===== Material supplied

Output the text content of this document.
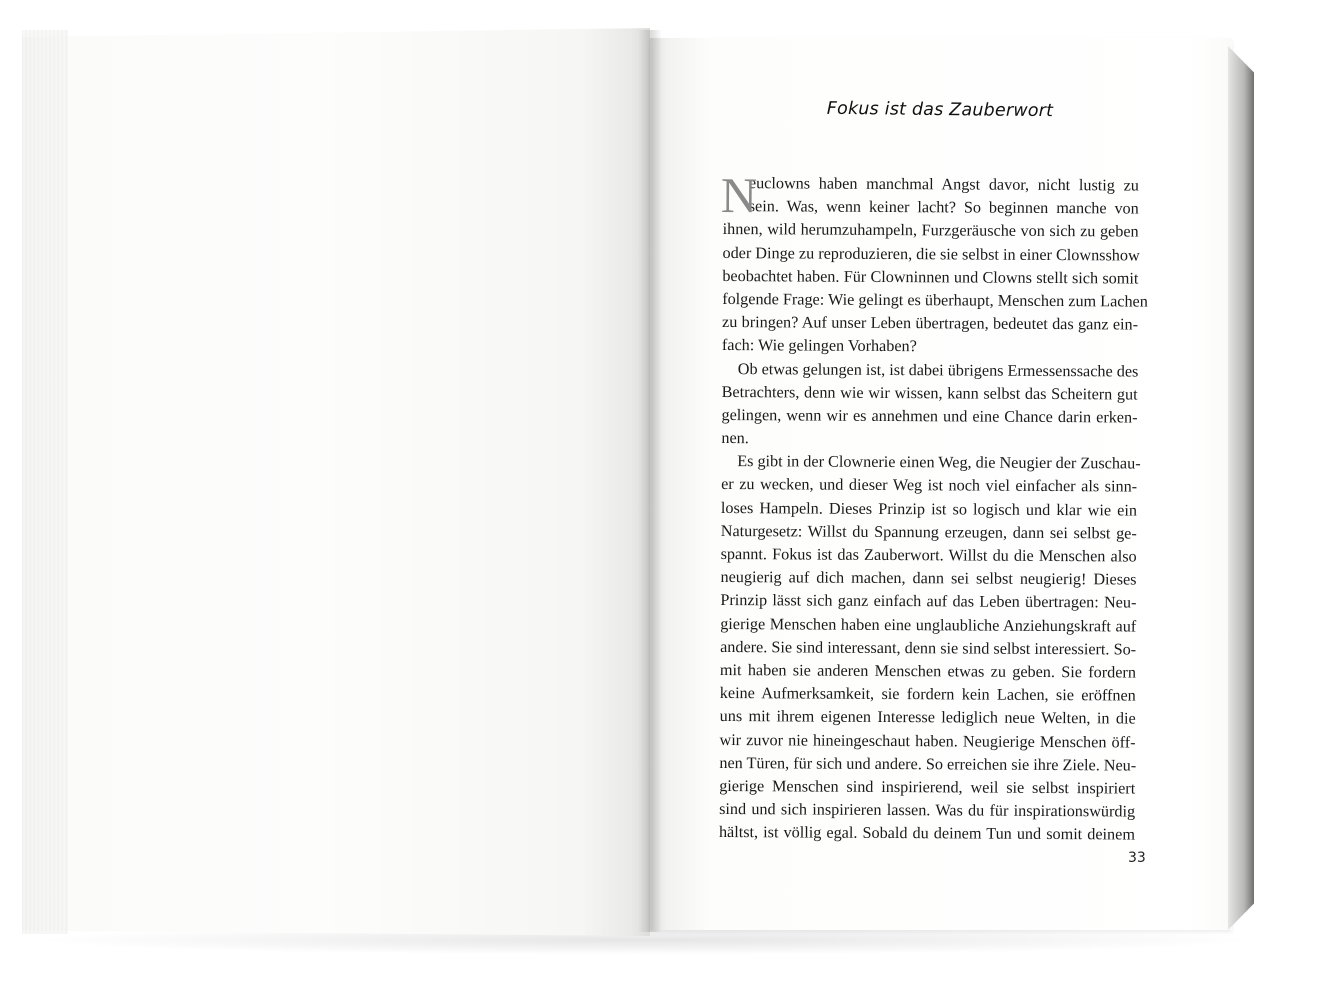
Fokus ist das Zauberwort
N
euclowns haben manchmal Angst davor, nicht lustig zu
sein. Was, wenn keiner lacht? So beginnen manche von
ihnen, wild herumzuhampeln, Furzgeräusche von sich zu geben
oder Dinge zu reproduzieren, die sie selbst in einer Clownsshow
beobachtet haben. Für Clowninnen und Clowns stellt sich somit
folgende Frage: Wie gelingt es überhaupt, Menschen zum Lachen
zu bringen? Auf unser Leben übertragen, bedeutet das ganz ein-
fach: Wie gelingen Vorhaben?
Ob etwas gelungen ist, ist dabei übrigens Ermessenssache des
Betrachters, denn wie wir wissen, kann selbst das Scheitern gut
gelingen, wenn wir es annehmen und eine Chance darin erken-
nen.
Es gibt in der Clownerie einen Weg, die Neugier der Zuschau-
er zu wecken, und dieser Weg ist noch viel einfacher als sinn-
loses Hampeln. Dieses Prinzip ist so logisch und klar wie ein
Naturgesetz: Willst du Spannung erzeugen, dann sei selbst ge-
spannt. Fokus ist das Zauberwort. Willst du die Menschen also
neugierig auf dich machen, dann sei selbst neugierig! Dieses
Prinzip lässt sich ganz einfach auf das Leben übertragen: Neu-
gierige Menschen haben eine unglaubliche Anziehungskraft auf
andere. Sie sind interessant, denn sie sind selbst interessiert. So-
mit haben sie anderen Menschen etwas zu geben. Sie fordern
keine Aufmerksamkeit, sie fordern kein Lachen, sie eröffnen
uns mit ihrem eigenen Interesse lediglich neue Welten, in die
wir zuvor nie hineingeschaut haben. Neugierige Menschen öff-
nen Türen, für sich und andere. So erreichen sie ihre Ziele. Neu-
gierige Menschen sind inspirierend, weil sie selbst inspiriert
sind und sich inspirieren lassen. Was du für inspirationswürdig
hältst, ist völlig egal. Sobald du deinem Tun und somit deinem
33
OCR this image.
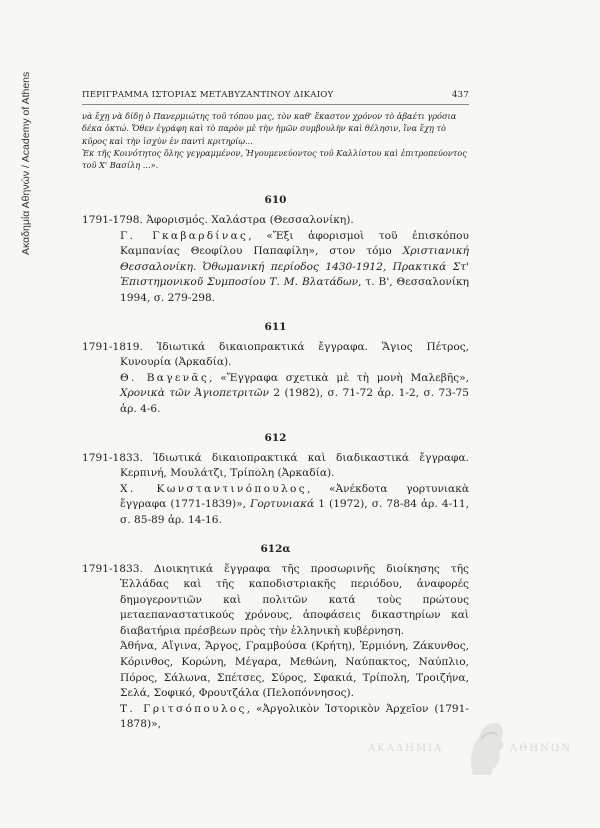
Ακαδημία Αθηνών / Academy of Athens	ΠΕΡΙΓΡΑΜΜΑ ΙΣΤΟΡΙΑΣ ΜΕΤΑΒΥΖΑΝΤΙΝΟΥ ΔΙΚΑΙΟΥ	437

νὰ ἔχῃ νὰ δίδῃ ὁ Πανερμιώτης τοῦ τόπου μας, τὸν καθ' ἕκαστον χρόνον τὸ ἀβαέτι γρόσια

δέκα ὀκτώ. Ὅθεν ἐγράφη καὶ τὸ παρὸν μὲ τὴν ἡμῶν συμβουλὴν καὶ θέλησιν, ἵνα ἔχῃ τὸ

κῦρος καὶ τὴν ἰσχὺν ἐν παντὶ κριτηρίῳ...

Ἐκ τῆς Κοινότητος ὅλης γεγραμμένον, Ἡγουμενεύοντος τοῦ Καλλίστου καὶ ἐπιτροπεύοντος

τοῦ Χ' Βασίλη ...».

610
1791-1798. Ἀφορισμός. Χαλάστρα (Θεσσαλονίκη).
Γ. Γκαβαρδίνας, «Ἔξι ἀφορισμοὶ τοῦ ἐπισκόπου Καμπανίας Θεοφίλου Παπαφίλη», στον τόμο Χριστιανική Θεσσαλονίκη. Ὀθωμανική περίοδος 1430-1912, Πρακτικά Στ' Ἐπιστημονικοῦ Συμποσίου Τ. Μ. Βλατάδων, τ. Β', Θεσσαλονίκη 1994, σ. 279-298.
611
1791-1819. Ἰδιωτικά δικαιοπρακτικά ἔγγραφα. Ἅγιος Πέτρος, Κυνουρία (Ἀρκαδία).
Θ. Βαγενᾶς, «Ἔγγραφα σχετικὰ μὲ τὴ μονὴ Μαλεβῆς», Χρονικὰ τῶν Ἁγιοπετριτῶν 2 (1982), σ. 71-72 ἀρ. 1-2, σ. 73-75 ἀρ. 4-6.
612
1791-1833. Ἰδιωτικά δικαιοπρακτικά καὶ διαδικαστικά ἔγγραφα. Κερπινή, Μουλάτζι, Τρίπολη (Ἀρκαδία).
Χ. Κωνσταντινόπουλος, «Ἀνέκδοτα γορτυνιακὰ ἔγγραφα (1771-1839)», Γορτυνιακά 1 (1972), σ. 78-84 ἀρ. 4-11, σ. 85-89 ἀρ. 14-16.
612α
1791-1833. Διοικητικά ἔγγραφα τῆς προσωρινῆς διοίκησης τῆς Ἑλλάδας καὶ τῆς καποδιστριακῆς περιόδου, ἀναφορές δημογεροντιῶν καὶ πολιτῶν κατά τοὺς πρώτους μεταεπαναστατικούς χρόνους, ἀποφάσεις δικαστηρίων καὶ διαβατήρια πρέσβεων πρὸς τὴν ἑλληνικὴ κυβέρνηση.
Ἀθήνα, Αἴγινα, Ἄργος, Γραμβούσα (Κρήτη), Ἑρμιόνη, Ζάκυνθος, Κόρινθος, Κορώνη, Μέγαρα, Μεθώνη, Ναύπακτος, Ναύπλιο, Πόρος, Σάλωνα, Σπέτσες, Σύρος, Σφακιά, Τρίπολη, Τροιζήνα, Σελά, Σοφικό, Φρουτζάλα (Πελοπόννησος).
Τ. Γριτσόπουλος, «Ἀργολικὸν Ἱστορικὸν Ἀρχεῖον (1791-1878)»,
ΑΚΑΔΗΜΙΑ	ΑΘΗΝΩΝ
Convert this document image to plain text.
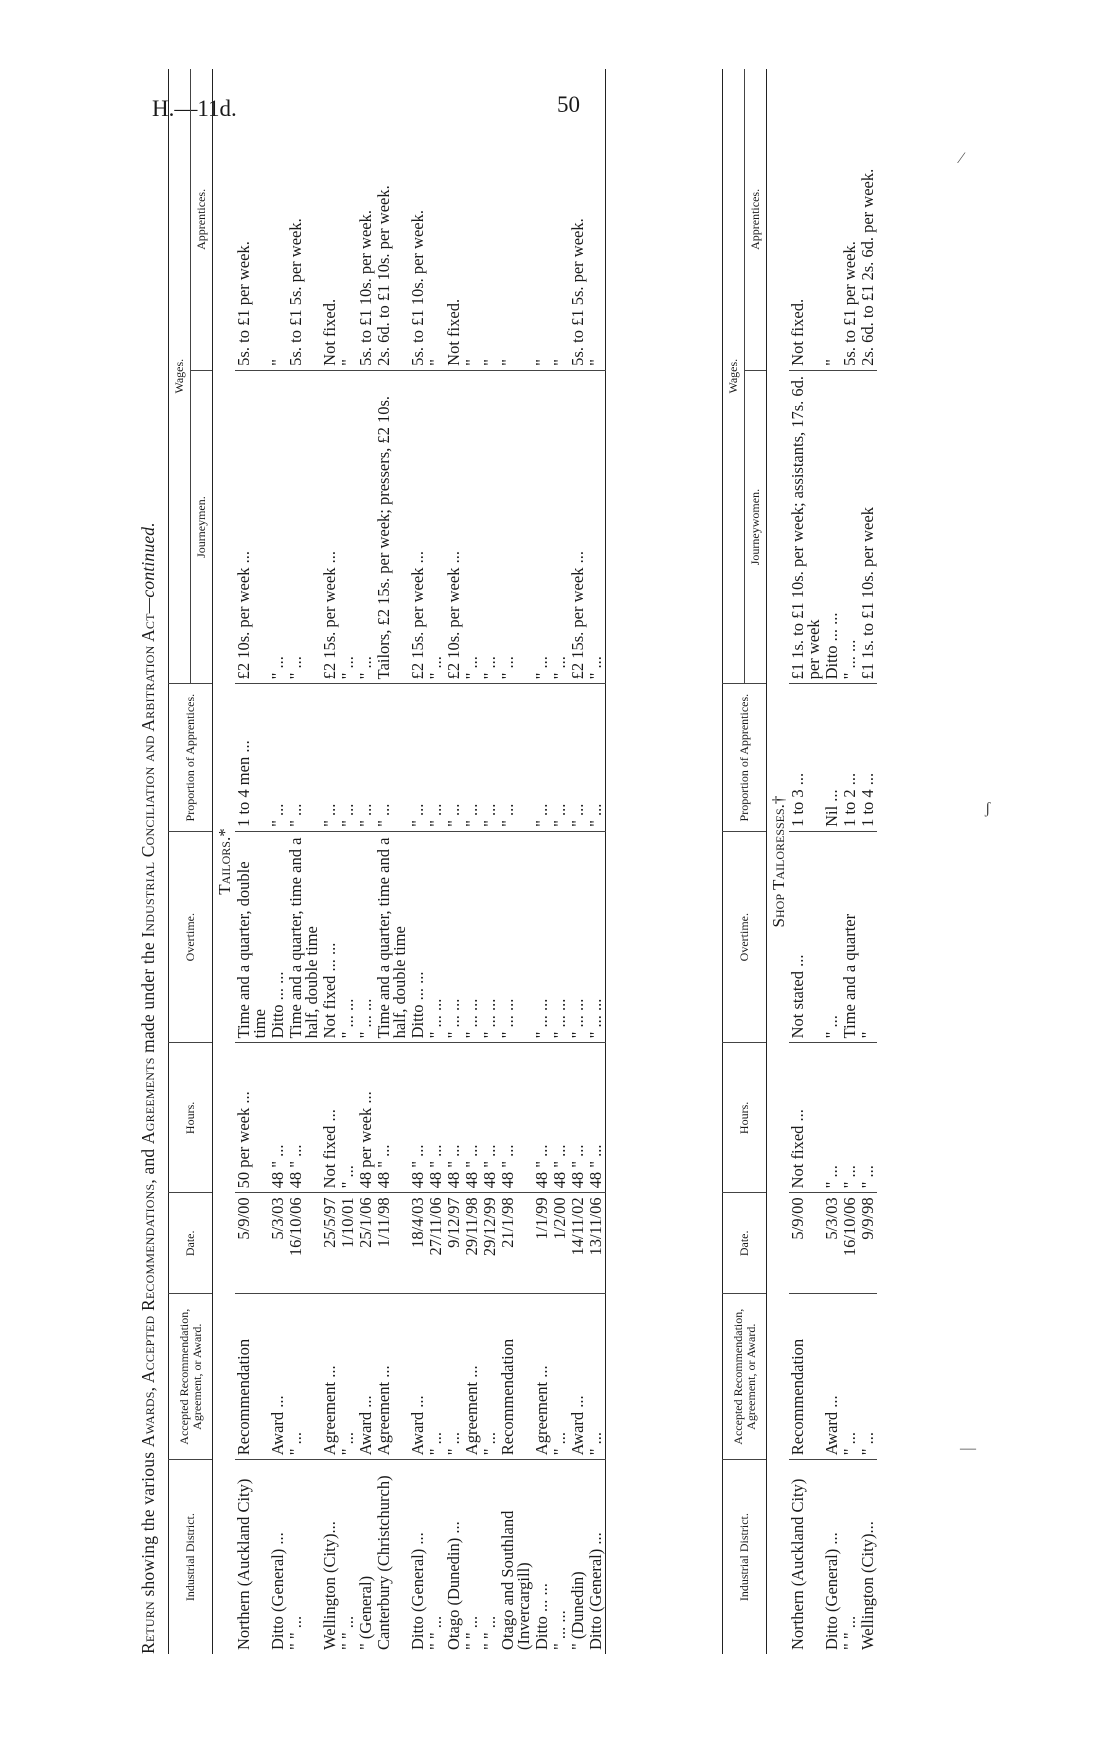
H.—11d.	50
Return showing the various Awards, Accepted Recommendations, and Agreements made under the Industrial Conciliation and Arbitration Act—continued.
Industrial District.	Accepted Recommendation, Agreement, or Award.	Date.	Hours.	Overtime.	Proportion of Apprentices.	Wages.	
						Journeymen.	Apprentices.
Tailors.*							
Northern (Auckland City)	Recommendation	5/9/00	50 per week ...	Time and a quarter, double time	1 to 4 men ...	£2 10s. per week ...	5s. to £1 per week.
Ditto (General) ...	Award ...	5/3/03	48 " ...	Ditto ... ...	" ...	" ...	"
" " ...	" ...	16/10/06	48 " ...	Time and a quarter, time and a half, double time	" ...	" ...	5s. to £1 5s. per week.
Wellington (City)...	Agreement ...	25/5/97	Not fixed ...	Not fixed ... ...	" ...	£2 15s. per week ...	Not fixed.
" " ...	" ...	1/10/01	" ...	" ... ...	" ...	" ...	"
" (General)	Award ...	25/1/06	48 per week ...	" ... ...	" ...	" ...	5s. to £1 10s. per week.
Canterbury (Christchurch)	Agreement ...	1/11/98	48 " ...	Time and a quarter, time and a half, double time	" ...	Tailors, £2 15s. per week; pressers, £2 10s.	2s. 6d. to £1 10s. per week.
Ditto (General) ...	Award ...	18/4/03	48 " ...	Ditto ... ...	" ...	£2 15s. per week ...	5s. to £1 10s. per week.
" " ...	" ...	27/11/06	48 " ...	" ... ...	" ...	" ...	"
Otago (Dunedin) ...	" ...	9/12/97	48 " ...	" ... ...	" ...	£2 10s. per week ...	Not fixed.
" " ...	Agreement ...	29/11/98	48 " ...	" ... ...	" ...	" ...	"
" " ...	" ...	29/12/99	48 " ...	" ... ...	" ...	" ...	"
Otago and Southland (Invercargill)	Recommendation	21/1/98	48 " ...	" ... ...	" ...	" ...	"
Ditto ... ...	Agreement ...	1/1/99	48 " ...	" ... ...	" ...	" ...	"
" ... ...	" ...	1/2/00	48 " ...	" ... ...	" ...	" ...	"
" (Dunedin)	Award ...	14/11/02	48 " ...	" ... ...	" ...	£2 15s. per week ...	5s. to £1 5s. per week.
Ditto (General) ...	" ...	13/11/06	48 " ...	" ... ...	" ...	" ...	"
Industrial District.	Accepted Recommendation, Agreement, or Award.	Date.	Hours.	Overtime.	Proportion of Apprentices.	Wages.	
						Journeywomen.	Apprentices.
Shop Tailoresses.†							
Northern (Auckland City)	Recommendation	5/9/00	Not fixed ...	Not stated ...	1 to 3 ...	£1 1s. to £1 10s. per week; assistants, 17s. 6d. per week	Not fixed.
Ditto (General) ...	Award ...	5/3/03	" ...	" ...	Nil ...	Ditto ... ...	"
" " ...	" ...	16/10/06	" ...	Time and a quarter	1 to 2 ...	" ... ...	5s. to £1 per week.
Wellington (City)...	" ...	9/9/98	" ...	"	1 to 4 ...	£1 1s. to £1 10s. per week	2s. 6d. to £1 2s. 6d. per week.
⁄
ʃ
—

==========

* _Task requirements_: Work out how many lines above have the string "fixed" in them, and give only the number.

* _Exercise output_: 3